**Instructions to follow**
The entries below need to be written out exactly, with no pictures included.

Dataset entries on figures:
★ ★ ★ ★ ★ ★ ★
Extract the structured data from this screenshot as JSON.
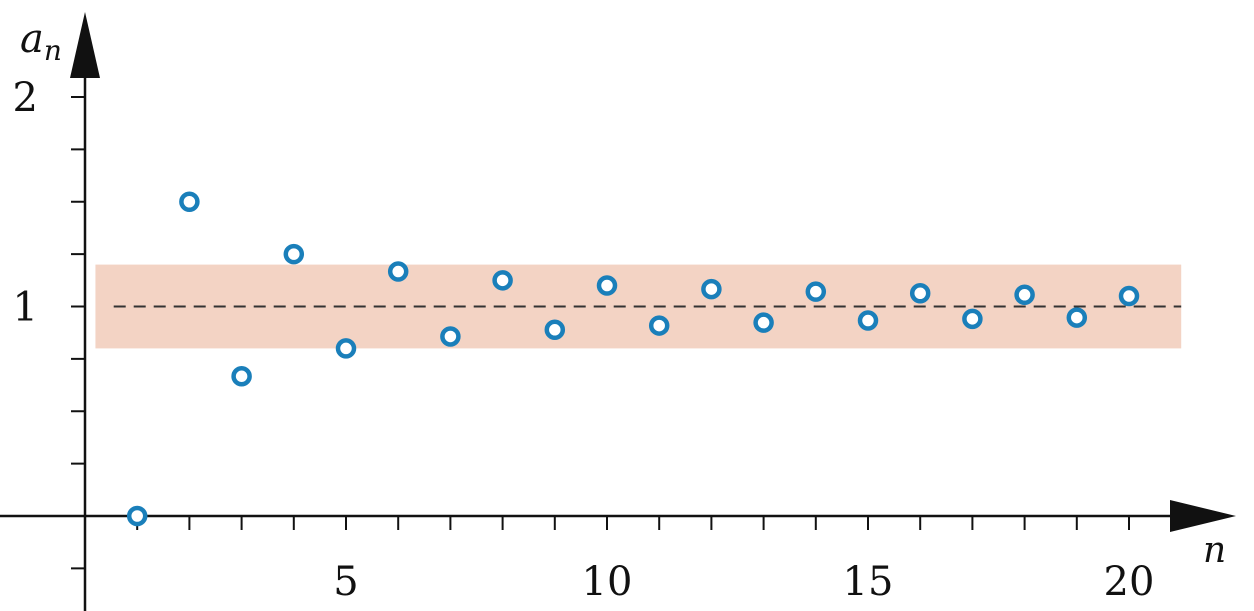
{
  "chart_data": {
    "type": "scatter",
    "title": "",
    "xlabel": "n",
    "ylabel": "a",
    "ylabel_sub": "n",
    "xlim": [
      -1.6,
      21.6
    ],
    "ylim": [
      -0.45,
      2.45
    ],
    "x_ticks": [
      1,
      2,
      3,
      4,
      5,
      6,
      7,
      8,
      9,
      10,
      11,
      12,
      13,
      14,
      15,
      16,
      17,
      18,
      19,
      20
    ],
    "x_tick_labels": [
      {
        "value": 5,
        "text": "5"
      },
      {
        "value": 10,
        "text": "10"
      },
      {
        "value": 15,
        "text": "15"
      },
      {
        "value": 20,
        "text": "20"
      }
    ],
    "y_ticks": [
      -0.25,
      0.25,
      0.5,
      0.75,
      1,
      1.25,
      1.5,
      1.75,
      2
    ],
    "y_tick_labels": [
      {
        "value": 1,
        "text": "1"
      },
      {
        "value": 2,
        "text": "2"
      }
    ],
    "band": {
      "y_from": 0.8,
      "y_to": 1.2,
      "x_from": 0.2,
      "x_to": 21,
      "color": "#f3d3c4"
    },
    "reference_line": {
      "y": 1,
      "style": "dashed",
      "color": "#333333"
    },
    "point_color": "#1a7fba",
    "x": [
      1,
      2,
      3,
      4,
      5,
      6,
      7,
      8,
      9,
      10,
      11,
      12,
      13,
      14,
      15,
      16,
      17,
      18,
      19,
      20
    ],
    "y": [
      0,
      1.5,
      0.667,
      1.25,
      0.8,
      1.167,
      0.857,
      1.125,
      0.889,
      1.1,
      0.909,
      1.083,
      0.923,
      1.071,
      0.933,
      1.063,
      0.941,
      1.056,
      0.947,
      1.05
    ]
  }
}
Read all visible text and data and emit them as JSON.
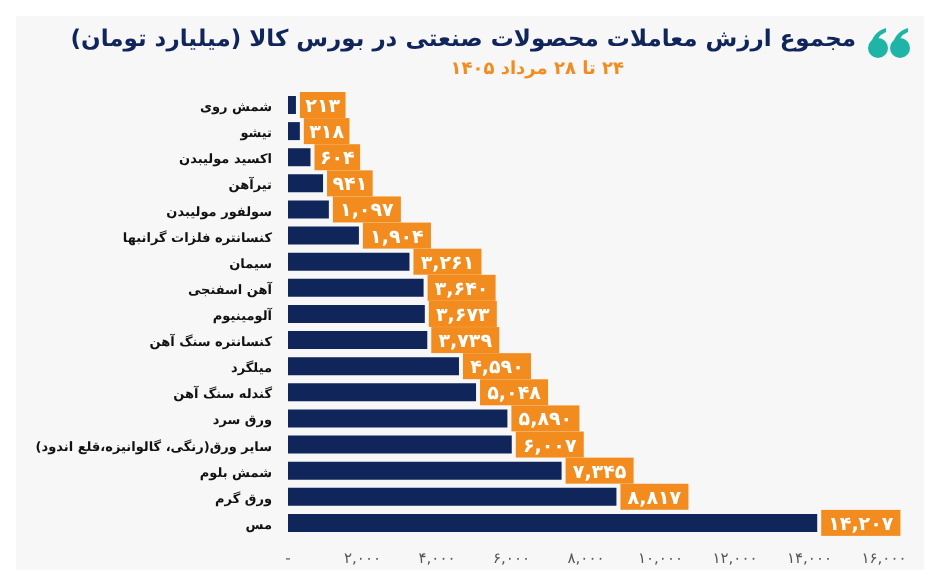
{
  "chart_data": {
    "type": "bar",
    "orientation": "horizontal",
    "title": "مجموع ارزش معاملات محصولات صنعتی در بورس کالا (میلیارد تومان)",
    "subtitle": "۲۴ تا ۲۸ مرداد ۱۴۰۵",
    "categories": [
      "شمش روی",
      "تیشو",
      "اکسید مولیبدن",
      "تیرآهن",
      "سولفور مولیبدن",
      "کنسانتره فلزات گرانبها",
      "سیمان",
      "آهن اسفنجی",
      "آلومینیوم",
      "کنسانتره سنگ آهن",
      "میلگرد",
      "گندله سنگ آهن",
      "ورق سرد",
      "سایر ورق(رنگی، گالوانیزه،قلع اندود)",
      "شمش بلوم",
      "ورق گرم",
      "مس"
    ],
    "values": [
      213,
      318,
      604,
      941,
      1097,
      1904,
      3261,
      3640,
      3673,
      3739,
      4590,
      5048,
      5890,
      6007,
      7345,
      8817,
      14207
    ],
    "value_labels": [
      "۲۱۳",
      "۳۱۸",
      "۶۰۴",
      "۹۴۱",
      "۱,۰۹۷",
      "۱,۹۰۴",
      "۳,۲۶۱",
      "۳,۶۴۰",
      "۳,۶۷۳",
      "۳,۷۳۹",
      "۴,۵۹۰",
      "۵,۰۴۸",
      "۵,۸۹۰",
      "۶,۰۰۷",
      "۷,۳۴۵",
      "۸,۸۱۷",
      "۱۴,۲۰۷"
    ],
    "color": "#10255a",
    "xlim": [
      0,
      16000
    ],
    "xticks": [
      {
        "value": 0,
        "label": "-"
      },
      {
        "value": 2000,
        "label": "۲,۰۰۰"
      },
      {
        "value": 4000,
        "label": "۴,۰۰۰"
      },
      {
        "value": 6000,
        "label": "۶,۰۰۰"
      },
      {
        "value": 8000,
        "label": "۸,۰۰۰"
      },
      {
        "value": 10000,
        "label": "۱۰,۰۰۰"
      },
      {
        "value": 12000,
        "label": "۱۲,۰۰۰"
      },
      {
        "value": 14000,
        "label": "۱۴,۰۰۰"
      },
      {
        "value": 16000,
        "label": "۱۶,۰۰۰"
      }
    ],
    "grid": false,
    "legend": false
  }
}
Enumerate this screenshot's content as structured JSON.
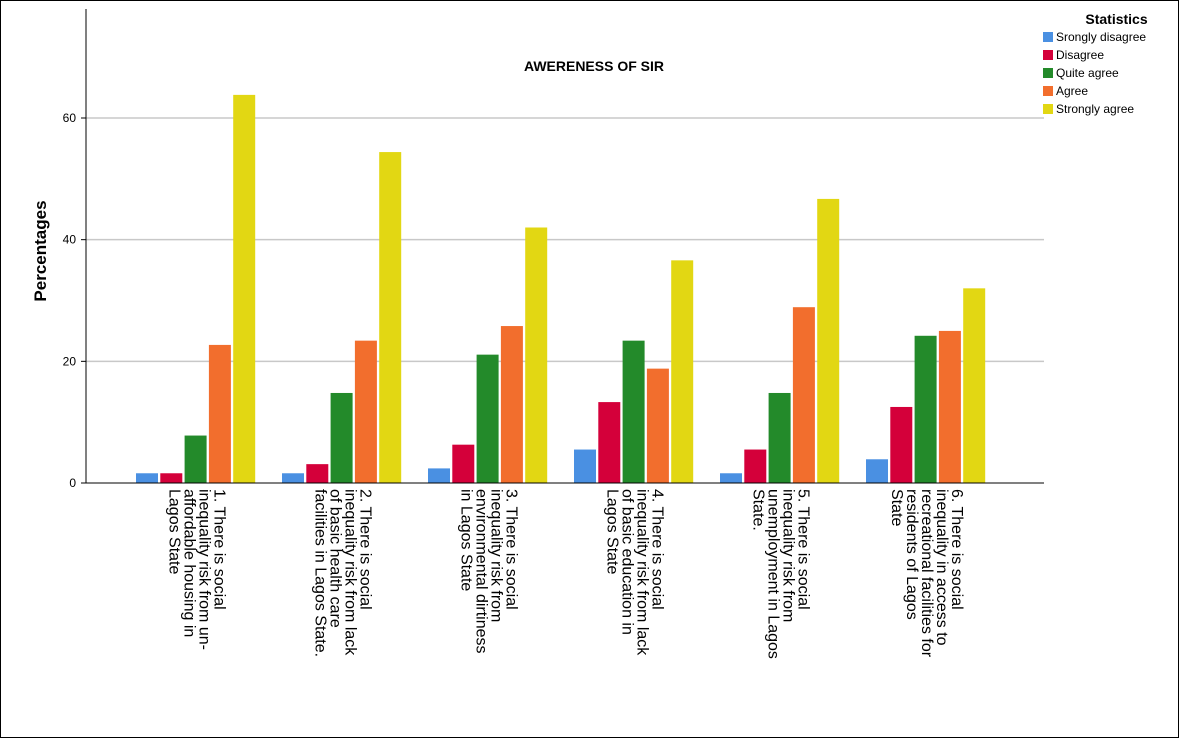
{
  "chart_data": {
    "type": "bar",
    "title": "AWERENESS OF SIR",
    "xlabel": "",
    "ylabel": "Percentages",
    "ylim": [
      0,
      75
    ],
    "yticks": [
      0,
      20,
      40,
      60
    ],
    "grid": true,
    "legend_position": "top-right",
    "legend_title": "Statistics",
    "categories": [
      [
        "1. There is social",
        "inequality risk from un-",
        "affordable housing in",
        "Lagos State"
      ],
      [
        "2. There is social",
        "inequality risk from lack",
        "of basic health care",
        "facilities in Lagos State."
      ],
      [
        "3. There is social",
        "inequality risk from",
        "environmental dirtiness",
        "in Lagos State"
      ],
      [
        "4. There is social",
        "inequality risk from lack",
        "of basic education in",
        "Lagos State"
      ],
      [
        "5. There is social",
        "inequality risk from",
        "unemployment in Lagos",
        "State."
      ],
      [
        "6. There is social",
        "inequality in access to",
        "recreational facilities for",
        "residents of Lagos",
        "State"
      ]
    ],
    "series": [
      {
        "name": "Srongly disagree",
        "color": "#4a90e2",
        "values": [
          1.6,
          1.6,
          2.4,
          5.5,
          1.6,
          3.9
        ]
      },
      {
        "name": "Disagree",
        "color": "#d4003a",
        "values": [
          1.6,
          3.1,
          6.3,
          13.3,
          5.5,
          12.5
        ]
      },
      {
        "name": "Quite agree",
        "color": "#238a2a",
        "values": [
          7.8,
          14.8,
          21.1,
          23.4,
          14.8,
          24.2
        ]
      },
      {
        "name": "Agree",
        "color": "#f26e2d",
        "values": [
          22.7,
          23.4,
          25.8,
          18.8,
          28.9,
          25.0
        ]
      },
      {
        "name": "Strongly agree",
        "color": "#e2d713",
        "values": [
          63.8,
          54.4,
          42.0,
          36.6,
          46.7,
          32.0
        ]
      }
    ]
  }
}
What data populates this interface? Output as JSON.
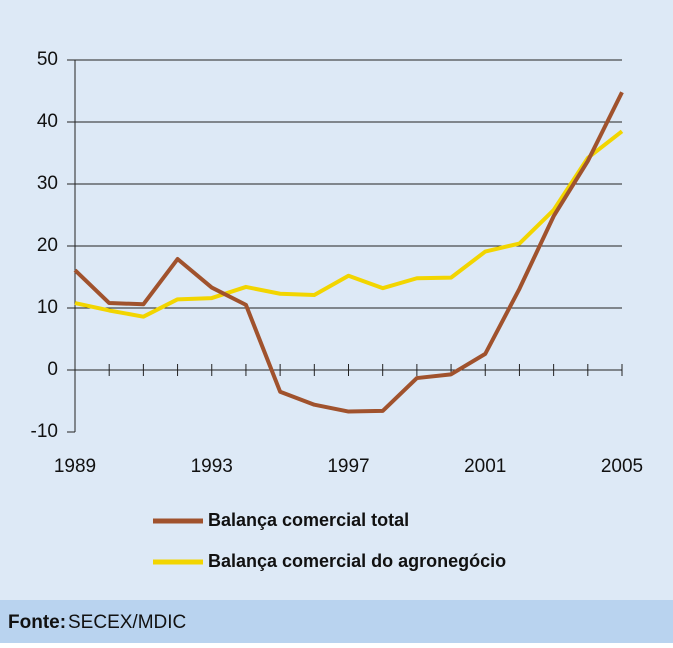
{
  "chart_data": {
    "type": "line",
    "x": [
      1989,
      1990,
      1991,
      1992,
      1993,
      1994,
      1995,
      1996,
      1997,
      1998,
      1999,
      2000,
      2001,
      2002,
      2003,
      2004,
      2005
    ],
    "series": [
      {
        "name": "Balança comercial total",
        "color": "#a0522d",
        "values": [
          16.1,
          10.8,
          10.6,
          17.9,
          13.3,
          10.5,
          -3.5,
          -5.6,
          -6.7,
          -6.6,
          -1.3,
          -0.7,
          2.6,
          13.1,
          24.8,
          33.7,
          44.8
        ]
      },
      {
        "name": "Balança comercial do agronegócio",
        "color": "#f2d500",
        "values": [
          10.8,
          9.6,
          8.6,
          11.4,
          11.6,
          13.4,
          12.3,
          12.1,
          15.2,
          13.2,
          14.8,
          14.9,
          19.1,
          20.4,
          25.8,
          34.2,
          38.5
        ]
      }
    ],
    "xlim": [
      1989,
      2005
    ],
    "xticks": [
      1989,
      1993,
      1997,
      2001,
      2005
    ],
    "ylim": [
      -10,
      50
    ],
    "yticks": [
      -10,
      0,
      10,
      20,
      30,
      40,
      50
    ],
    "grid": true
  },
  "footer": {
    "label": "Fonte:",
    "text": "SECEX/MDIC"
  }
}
★ ★ ★ ★ ★ ★ ★
**Complete answer**
Extract the structured data from this screenshot as JSON.
{
  "chart_data": {
    "type": "scatter",
    "title": "",
    "xlabel": "n",
    "ylabel": "a",
    "ylabel_sub": "n",
    "xlim": [
      -1.6,
      21.6
    ],
    "ylim": [
      -0.45,
      2.45
    ],
    "x_ticks": [
      1,
      2,
      3,
      4,
      5,
      6,
      7,
      8,
      9,
      10,
      11,
      12,
      13,
      14,
      15,
      16,
      17,
      18,
      19,
      20
    ],
    "x_tick_labels": [
      {
        "value": 5,
        "text": "5"
      },
      {
        "value": 10,
        "text": "10"
      },
      {
        "value": 15,
        "text": "15"
      },
      {
        "value": 20,
        "text": "20"
      }
    ],
    "y_ticks": [
      -0.25,
      0.25,
      0.5,
      0.75,
      1,
      1.25,
      1.5,
      1.75,
      2
    ],
    "y_tick_labels": [
      {
        "value": 1,
        "text": "1"
      },
      {
        "value": 2,
        "text": "2"
      }
    ],
    "band": {
      "y_from": 0.8,
      "y_to": 1.2,
      "x_from": 0.2,
      "x_to": 21,
      "color": "#f3d3c4"
    },
    "reference_line": {
      "y": 1,
      "style": "dashed",
      "color": "#333333"
    },
    "point_color": "#1a7fba",
    "x": [
      1,
      2,
      3,
      4,
      5,
      6,
      7,
      8,
      9,
      10,
      11,
      12,
      13,
      14,
      15,
      16,
      17,
      18,
      19,
      20
    ],
    "y": [
      0,
      1.5,
      0.667,
      1.25,
      0.8,
      1.167,
      0.857,
      1.125,
      0.889,
      1.1,
      0.909,
      1.083,
      0.923,
      1.071,
      0.933,
      1.063,
      0.941,
      1.056,
      0.947,
      1.05
    ]
  }
}
Read all visible text and data and emit them as JSON.
{
  "chart_data": {
    "type": "bar",
    "orientation": "horizontal",
    "title": "مجموع ارزش معاملات محصولات صنعتی در بورس کالا (میلیارد تومان)",
    "subtitle": "۲۴ تا ۲۸ مرداد ۱۴۰۵",
    "categories": [
      "شمش روی",
      "تیشو",
      "اکسید مولیبدن",
      "تیرآهن",
      "سولفور مولیبدن",
      "کنسانتره فلزات گرانبها",
      "سیمان",
      "آهن اسفنجی",
      "آلومینیوم",
      "کنسانتره سنگ آهن",
      "میلگرد",
      "گندله سنگ آهن",
      "ورق سرد",
      "سایر ورق(رنگی، گالوانیزه،قلع اندود)",
      "شمش بلوم",
      "ورق گرم",
      "مس"
    ],
    "values": [
      213,
      318,
      604,
      941,
      1097,
      1904,
      3261,
      3640,
      3673,
      3739,
      4590,
      5048,
      5890,
      6007,
      7345,
      8817,
      14207
    ],
    "value_labels": [
      "۲۱۳",
      "۳۱۸",
      "۶۰۴",
      "۹۴۱",
      "۱,۰۹۷",
      "۱,۹۰۴",
      "۳,۲۶۱",
      "۳,۶۴۰",
      "۳,۶۷۳",
      "۳,۷۳۹",
      "۴,۵۹۰",
      "۵,۰۴۸",
      "۵,۸۹۰",
      "۶,۰۰۷",
      "۷,۳۴۵",
      "۸,۸۱۷",
      "۱۴,۲۰۷"
    ],
    "color": "#10255a",
    "xlim": [
      0,
      16000
    ],
    "xticks": [
      {
        "value": 0,
        "label": "-"
      },
      {
        "value": 2000,
        "label": "۲,۰۰۰"
      },
      {
        "value": 4000,
        "label": "۴,۰۰۰"
      },
      {
        "value": 6000,
        "label": "۶,۰۰۰"
      },
      {
        "value": 8000,
        "label": "۸,۰۰۰"
      },
      {
        "value": 10000,
        "label": "۱۰,۰۰۰"
      },
      {
        "value": 12000,
        "label": "۱۲,۰۰۰"
      },
      {
        "value": 14000,
        "label": "۱۴,۰۰۰"
      },
      {
        "value": 16000,
        "label": "۱۶,۰۰۰"
      }
    ],
    "grid": false,
    "legend": false
  }
}
Enumerate this screenshot's content as structured JSON.
{
  "chart_data": {
    "type": "bar",
    "title": "AWERENESS OF SIR",
    "xlabel": "",
    "ylabel": "Percentages",
    "ylim": [
      0,
      75
    ],
    "yticks": [
      0,
      20,
      40,
      60
    ],
    "grid": true,
    "legend_position": "top-right",
    "legend_title": "Statistics",
    "categories": [
      [
        "1. There is social",
        "inequality risk from un-",
        "affordable housing in",
        "Lagos State"
      ],
      [
        "2. There is social",
        "inequality risk from lack",
        "of basic health care",
        "facilities in Lagos State."
      ],
      [
        "3. There is social",
        "inequality risk from",
        "environmental dirtiness",
        "in Lagos State"
      ],
      [
        "4. There is social",
        "inequality risk from lack",
        "of basic education in",
        "Lagos State"
      ],
      [
        "5. There is social",
        "inequality risk from",
        "unemployment in Lagos",
        "State."
      ],
      [
        "6. There is social",
        "inequality in access to",
        "recreational facilities for",
        "residents of Lagos",
        "State"
      ]
    ],
    "series": [
      {
        "name": "Srongly disagree",
        "color": "#4a90e2",
        "values": [
          1.6,
          1.6,
          2.4,
          5.5,
          1.6,
          3.9
        ]
      },
      {
        "name": "Disagree",
        "color": "#d4003a",
        "values": [
          1.6,
          3.1,
          6.3,
          13.3,
          5.5,
          12.5
        ]
      },
      {
        "name": "Quite agree",
        "color": "#238a2a",
        "values": [
          7.8,
          14.8,
          21.1,
          23.4,
          14.8,
          24.2
        ]
      },
      {
        "name": "Agree",
        "color": "#f26e2d",
        "values": [
          22.7,
          23.4,
          25.8,
          18.8,
          28.9,
          25.0
        ]
      },
      {
        "name": "Strongly agree",
        "color": "#e2d713",
        "values": [
          63.8,
          54.4,
          42.0,
          36.6,
          46.7,
          32.0
        ]
      }
    ]
  }
}
What data populates this interface? Output as JSON.
{
  "chart_data": {
    "type": "line",
    "x": [
      1989,
      1990,
      1991,
      1992,
      1993,
      1994,
      1995,
      1996,
      1997,
      1998,
      1999,
      2000,
      2001,
      2002,
      2003,
      2004,
      2005
    ],
    "series": [
      {
        "name": "Balança comercial total",
        "color": "#a0522d",
        "values": [
          16.1,
          10.8,
          10.6,
          17.9,
          13.3,
          10.5,
          -3.5,
          -5.6,
          -6.7,
          -6.6,
          -1.3,
          -0.7,
          2.6,
          13.1,
          24.8,
          33.7,
          44.8
        ]
      },
      {
        "name": "Balança comercial do agronegócio",
        "color": "#f2d500",
        "values": [
          10.8,
          9.6,
          8.6,
          11.4,
          11.6,
          13.4,
          12.3,
          12.1,
          15.2,
          13.2,
          14.8,
          14.9,
          19.1,
          20.4,
          25.8,
          34.2,
          38.5
        ]
      }
    ],
    "xlim": [
      1989,
      2005
    ],
    "xticks": [
      1989,
      1993,
      1997,
      2001,
      2005
    ],
    "ylim": [
      -10,
      50
    ],
    "yticks": [
      -10,
      0,
      10,
      20,
      30,
      40,
      50
    ],
    "grid": true
  },
  "footer": {
    "label": "Fonte:",
    "text": "SECEX/MDIC"
  }
}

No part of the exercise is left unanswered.